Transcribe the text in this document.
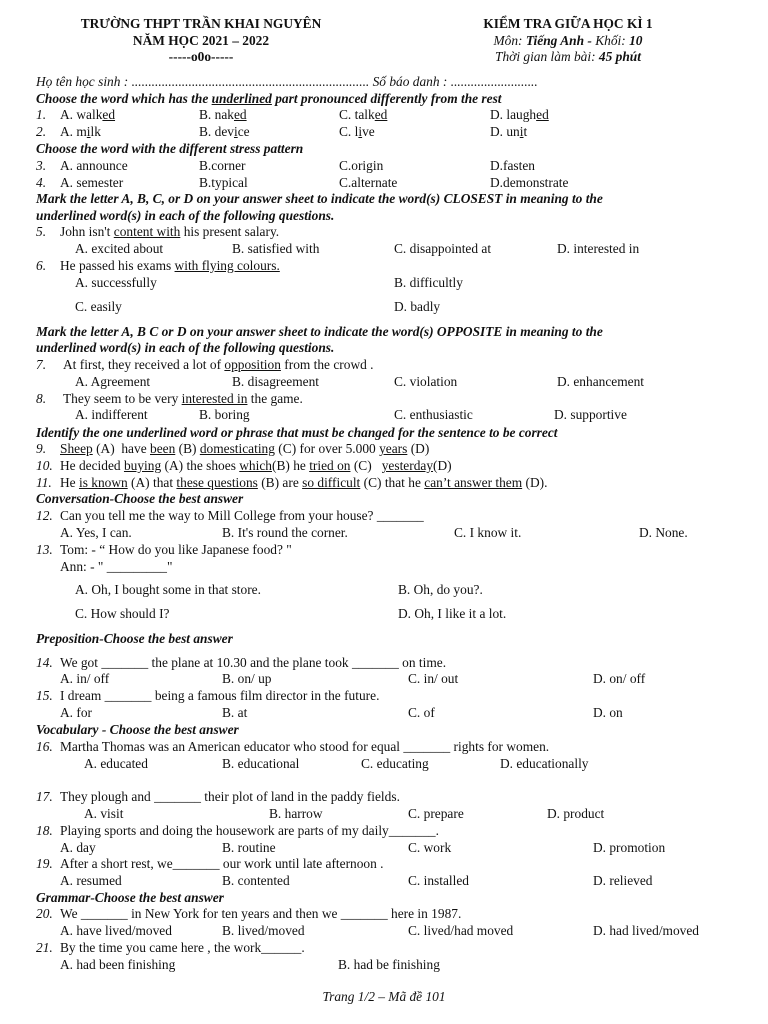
TRƯỜNG THPT TRẦN KHAI NGUYÊN
NĂM HỌC 2021 – 2022
-----o0o-----
KIỂM TRA GIỮA HỌC KÌ 1
Môn: Tiếng Anh - Khối: 10
Thời gian làm bài: 45 phút
Họ tên học sinh : ....................................................................... Số báo danh : ..........................
Choose the word which has the underlined part pronounced differently from the rest
1. A. walked	B. naked	C. talked	D. laughed
2. A. milk	B. device	C. live	D. unit
Choose the word with the different stress pattern
3. A. announce	B.corner	C.origin	D.fasten
4. A. semester	B.typical	C.alternate	D.demonstrate
Mark the letter A, B, C, or D on your answer sheet to indicate the word(s) CLOSEST in meaning to the
underlined word(s) in each of the following questions.
5. John isn't content with his present salary.
A. excited about	B. satisfied with	C. disappointed at	D. interested in
6. He passed his exams with flying colours.
A. successfully	B. difficultly
C. easily	D. badly
Mark the letter A, B C or D on your answer sheet to indicate the word(s) OPPOSITE in meaning to the
underlined word(s) in each of the following questions.
7. At first, they received a lot of opposition from the crowd .
A. Agreement	B. disagreement	C. violation	D. enhancement
8. They seem to be very interested in the game.
A. indifferent	B. boring	C. enthusiastic	D. supportive
Identify the one underlined word or phrase that must be changed for the sentence to be correct
9. Sheep (A)  have been (B) domesticating (C) for over 5.000 years (D)
10. He decided buying (A) the shoes which(B) he tried on (C)   yesterday(D)
11. He is known (A) that these questions (B) are so difficult (C) that he can’t answer them (D).
Conversation-Choose the best answer
12. Can you tell me the way to Mill College from your house? _______
A. Yes, I can.	B. It's round the corner.	C. I know it.	D. None.
13. Tom: - “ How do you like Japanese food? "
Ann: - " _________"
A. Oh, I bought some in that store.	B. Oh, do you?.
C. How should I?	D. Oh, I like it a lot.
Preposition-Choose the best answer
14. We got _______ the plane at 10.30 and the plane took _______ on time.
A. in/ off	B. on/ up	C. in/ out	D. on/ off
15. I dream _______ being a famous film director in the future.
A. for	B. at	C. of	D. on
Vocabulary - Choose the best answer
16. Martha Thomas was an American educator who stood for equal _______ rights for women.
A. educated	B. educational	C. educating	D. educationally
17. They plough and _______ their plot of land in the paddy fields.
A. visit	B. harrow	C. prepare	D. product
18. Playing sports and doing the housework are parts of my daily_______.
A. day	B. routine	C. work	D. promotion
19. After a short rest, we_______ our work until late afternoon .
A. resumed	B. contented	C. installed	D. relieved
Grammar-Choose the best answer
20. We _______ in New York for ten years and then we _______ here in 1987.
A. have lived/moved	B. lived/moved	C. lived/had moved	D. had lived/moved
21. By the time you came here , the work______.
A. had been finishing	B. had be finishing
Trang 1/2 – Mã đề 101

EXERCISE DETAILS: Count all lines of the data that include "here". The answer is the number alone.

SOLUTION FOR THIS PROBLEM: 2